Dataset items:
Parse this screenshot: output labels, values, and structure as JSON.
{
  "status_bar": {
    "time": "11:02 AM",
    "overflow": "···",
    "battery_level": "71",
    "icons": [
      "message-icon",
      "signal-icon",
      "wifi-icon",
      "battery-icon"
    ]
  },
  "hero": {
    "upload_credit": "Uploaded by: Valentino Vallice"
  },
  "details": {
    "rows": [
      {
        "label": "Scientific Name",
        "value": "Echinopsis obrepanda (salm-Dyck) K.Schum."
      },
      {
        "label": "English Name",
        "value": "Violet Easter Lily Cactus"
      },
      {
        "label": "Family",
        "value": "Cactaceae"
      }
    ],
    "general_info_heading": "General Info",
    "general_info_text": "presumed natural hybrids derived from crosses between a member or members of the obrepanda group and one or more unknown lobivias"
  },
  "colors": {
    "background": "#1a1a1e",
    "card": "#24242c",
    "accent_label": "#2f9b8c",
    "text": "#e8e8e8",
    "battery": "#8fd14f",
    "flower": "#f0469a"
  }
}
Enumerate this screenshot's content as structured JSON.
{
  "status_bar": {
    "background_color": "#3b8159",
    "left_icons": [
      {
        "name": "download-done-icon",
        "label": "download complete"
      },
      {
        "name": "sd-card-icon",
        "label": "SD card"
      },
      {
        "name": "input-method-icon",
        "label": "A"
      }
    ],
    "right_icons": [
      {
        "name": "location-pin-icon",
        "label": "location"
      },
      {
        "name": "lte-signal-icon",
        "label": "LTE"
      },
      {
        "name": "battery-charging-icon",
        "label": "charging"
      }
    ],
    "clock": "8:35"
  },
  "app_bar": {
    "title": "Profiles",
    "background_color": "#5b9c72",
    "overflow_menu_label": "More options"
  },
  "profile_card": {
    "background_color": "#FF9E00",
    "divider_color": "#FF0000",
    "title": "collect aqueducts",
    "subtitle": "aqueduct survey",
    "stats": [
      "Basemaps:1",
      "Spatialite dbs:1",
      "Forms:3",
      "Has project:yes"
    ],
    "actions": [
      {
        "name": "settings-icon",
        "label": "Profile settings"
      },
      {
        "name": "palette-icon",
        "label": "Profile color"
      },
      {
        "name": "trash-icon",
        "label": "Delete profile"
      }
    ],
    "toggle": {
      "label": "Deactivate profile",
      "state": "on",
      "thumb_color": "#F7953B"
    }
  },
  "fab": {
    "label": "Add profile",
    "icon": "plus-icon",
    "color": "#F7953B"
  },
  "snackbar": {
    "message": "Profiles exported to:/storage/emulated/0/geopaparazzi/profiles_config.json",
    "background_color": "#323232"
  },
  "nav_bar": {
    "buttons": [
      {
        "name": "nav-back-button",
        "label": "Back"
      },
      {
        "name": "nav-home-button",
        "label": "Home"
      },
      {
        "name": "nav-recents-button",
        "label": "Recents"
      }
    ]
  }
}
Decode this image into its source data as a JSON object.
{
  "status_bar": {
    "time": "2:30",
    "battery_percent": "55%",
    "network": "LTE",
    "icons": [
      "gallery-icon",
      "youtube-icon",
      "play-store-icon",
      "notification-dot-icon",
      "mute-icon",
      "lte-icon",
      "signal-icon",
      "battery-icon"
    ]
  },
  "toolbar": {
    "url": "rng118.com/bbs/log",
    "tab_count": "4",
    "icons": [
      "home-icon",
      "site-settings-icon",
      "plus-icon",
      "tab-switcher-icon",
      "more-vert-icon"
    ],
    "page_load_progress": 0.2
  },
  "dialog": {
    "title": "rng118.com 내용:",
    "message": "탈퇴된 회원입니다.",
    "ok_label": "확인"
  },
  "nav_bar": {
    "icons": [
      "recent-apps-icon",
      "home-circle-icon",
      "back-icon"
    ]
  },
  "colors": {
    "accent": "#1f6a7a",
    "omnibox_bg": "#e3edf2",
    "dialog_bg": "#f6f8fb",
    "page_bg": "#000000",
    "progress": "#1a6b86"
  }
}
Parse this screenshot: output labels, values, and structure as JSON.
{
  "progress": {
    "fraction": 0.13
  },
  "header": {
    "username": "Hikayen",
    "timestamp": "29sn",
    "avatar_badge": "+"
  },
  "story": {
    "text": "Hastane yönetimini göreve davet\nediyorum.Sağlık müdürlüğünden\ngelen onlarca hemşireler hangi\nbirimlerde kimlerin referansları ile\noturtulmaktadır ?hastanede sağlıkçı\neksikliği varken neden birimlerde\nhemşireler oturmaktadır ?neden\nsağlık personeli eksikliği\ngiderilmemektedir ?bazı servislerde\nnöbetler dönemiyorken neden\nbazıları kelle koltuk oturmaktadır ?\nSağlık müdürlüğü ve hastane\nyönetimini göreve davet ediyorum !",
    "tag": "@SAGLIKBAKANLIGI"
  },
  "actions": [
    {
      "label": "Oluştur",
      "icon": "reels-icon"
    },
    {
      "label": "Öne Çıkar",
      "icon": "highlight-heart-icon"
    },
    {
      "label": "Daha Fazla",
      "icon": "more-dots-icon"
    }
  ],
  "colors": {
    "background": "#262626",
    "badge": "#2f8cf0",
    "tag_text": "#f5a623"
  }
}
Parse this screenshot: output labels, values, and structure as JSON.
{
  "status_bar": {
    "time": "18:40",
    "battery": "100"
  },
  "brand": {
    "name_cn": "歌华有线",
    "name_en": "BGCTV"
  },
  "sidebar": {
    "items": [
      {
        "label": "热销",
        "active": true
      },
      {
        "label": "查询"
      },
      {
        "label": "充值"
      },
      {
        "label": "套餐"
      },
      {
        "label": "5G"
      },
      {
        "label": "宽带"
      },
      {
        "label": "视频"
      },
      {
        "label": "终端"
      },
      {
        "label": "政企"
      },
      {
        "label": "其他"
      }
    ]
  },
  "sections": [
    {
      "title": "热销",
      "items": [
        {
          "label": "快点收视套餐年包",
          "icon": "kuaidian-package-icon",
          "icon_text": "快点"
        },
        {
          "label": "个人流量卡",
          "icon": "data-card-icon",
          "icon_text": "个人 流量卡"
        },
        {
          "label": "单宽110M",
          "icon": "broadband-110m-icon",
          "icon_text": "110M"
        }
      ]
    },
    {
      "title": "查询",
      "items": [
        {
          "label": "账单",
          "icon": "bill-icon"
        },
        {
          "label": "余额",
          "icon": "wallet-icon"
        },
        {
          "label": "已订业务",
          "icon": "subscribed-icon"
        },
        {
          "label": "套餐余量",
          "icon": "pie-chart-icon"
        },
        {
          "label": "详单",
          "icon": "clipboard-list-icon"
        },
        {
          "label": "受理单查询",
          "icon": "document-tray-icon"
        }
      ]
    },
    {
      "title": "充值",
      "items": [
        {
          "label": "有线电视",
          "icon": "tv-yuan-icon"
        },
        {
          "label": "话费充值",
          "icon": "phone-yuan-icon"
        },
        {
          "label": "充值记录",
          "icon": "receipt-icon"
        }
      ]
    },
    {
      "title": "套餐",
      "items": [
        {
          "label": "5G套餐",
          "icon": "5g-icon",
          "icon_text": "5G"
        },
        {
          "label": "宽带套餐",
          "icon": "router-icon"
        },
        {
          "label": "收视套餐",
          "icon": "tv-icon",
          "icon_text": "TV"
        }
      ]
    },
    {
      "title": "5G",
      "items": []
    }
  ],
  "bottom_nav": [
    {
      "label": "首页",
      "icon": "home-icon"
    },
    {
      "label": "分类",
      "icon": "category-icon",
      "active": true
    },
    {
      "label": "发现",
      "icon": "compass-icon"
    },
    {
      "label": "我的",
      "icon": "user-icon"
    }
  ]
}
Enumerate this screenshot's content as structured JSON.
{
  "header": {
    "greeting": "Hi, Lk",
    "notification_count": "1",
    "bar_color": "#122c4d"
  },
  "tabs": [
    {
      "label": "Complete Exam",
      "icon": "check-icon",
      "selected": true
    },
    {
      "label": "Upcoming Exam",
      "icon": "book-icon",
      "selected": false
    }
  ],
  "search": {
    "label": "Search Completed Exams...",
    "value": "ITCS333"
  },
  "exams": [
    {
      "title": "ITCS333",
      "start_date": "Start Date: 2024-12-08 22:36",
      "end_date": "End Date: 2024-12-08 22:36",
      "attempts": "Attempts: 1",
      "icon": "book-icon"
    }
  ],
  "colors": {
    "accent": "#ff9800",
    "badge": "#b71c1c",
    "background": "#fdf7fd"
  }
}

■ INSTRUCTION
Look through the records and gather each line with the word "obrepanda".

■ RESPONSE
        "value": "Echinopsis obrepanda (salm-Dyck) K.Schum."
    "general_info_text": "presumed natural hybrids derived from crosses between a member or members of the obrepanda group and one or more unknown lobivias"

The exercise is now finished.